SUPPLIED INFORMATION:

<<<<

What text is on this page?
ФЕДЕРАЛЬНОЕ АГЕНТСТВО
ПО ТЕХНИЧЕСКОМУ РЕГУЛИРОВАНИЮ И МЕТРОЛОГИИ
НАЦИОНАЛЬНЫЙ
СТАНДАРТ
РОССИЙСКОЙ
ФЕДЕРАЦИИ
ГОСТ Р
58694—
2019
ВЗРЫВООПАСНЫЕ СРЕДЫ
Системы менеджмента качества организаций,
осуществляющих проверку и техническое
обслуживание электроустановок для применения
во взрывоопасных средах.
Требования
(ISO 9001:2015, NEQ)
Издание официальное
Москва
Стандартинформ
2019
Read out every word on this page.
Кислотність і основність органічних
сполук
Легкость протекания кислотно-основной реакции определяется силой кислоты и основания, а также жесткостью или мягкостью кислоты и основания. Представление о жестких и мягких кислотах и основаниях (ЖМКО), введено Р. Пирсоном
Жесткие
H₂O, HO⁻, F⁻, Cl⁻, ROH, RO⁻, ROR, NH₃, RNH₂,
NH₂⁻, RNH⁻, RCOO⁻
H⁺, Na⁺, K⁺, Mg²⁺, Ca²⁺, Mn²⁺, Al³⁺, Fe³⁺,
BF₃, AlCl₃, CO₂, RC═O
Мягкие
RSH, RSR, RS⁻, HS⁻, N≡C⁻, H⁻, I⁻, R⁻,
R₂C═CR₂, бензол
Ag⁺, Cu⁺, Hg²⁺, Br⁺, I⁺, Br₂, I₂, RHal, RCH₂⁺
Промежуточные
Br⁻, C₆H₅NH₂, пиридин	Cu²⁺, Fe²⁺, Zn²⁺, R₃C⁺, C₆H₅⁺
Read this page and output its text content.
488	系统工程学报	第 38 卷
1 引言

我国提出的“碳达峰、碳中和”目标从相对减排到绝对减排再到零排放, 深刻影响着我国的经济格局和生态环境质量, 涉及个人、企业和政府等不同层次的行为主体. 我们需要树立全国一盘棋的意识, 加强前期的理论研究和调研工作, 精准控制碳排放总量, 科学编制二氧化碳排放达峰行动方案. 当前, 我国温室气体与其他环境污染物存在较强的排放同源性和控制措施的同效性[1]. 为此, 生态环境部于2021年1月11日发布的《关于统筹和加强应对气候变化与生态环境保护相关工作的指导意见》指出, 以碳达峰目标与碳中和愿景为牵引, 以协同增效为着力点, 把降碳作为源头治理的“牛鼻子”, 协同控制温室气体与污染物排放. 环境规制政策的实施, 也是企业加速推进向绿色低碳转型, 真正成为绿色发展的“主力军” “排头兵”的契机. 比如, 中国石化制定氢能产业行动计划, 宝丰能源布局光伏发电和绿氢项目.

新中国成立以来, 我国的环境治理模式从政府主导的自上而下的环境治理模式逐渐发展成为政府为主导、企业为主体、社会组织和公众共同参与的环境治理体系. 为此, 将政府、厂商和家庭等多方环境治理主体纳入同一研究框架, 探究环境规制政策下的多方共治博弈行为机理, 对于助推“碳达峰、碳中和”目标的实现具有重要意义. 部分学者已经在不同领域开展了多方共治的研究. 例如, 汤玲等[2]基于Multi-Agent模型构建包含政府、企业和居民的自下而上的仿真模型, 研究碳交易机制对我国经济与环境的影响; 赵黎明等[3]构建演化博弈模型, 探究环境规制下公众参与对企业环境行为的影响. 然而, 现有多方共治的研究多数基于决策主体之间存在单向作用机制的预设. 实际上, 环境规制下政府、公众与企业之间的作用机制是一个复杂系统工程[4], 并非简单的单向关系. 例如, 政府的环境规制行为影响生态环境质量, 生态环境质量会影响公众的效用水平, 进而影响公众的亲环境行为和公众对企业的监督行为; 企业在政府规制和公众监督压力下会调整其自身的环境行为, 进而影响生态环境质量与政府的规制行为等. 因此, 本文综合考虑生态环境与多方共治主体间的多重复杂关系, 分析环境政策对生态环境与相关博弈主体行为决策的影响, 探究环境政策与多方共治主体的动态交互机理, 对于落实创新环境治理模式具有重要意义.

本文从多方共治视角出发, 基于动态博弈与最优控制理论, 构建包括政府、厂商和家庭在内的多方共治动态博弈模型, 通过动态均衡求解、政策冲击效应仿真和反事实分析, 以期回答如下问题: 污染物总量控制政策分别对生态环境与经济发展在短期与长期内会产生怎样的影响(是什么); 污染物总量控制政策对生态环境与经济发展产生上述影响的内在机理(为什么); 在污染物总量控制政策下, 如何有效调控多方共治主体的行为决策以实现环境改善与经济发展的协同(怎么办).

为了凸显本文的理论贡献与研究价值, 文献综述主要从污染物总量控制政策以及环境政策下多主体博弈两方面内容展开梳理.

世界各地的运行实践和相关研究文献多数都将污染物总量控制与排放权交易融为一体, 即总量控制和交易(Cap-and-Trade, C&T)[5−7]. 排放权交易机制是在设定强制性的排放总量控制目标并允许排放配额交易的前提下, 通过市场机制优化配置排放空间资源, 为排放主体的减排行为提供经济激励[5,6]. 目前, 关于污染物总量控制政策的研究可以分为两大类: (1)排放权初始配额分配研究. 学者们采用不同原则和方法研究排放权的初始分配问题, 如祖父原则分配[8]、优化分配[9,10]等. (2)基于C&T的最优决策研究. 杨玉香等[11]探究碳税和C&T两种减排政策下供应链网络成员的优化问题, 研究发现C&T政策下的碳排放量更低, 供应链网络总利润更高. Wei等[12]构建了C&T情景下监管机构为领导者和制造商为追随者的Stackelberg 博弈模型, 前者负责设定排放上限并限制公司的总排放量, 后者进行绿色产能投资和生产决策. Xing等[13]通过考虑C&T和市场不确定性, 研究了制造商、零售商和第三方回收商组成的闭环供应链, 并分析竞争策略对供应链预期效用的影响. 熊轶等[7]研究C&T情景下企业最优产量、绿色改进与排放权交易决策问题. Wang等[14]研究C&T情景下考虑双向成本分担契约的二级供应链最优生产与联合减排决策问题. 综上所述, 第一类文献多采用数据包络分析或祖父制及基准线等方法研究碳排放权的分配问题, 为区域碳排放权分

>>>>

TASK GOAL:
Look through the listing and extract every line with "this" in it.

THE SOLUTION:
What text is on this page?
Read out every word on this page.
Read this page and output its text content.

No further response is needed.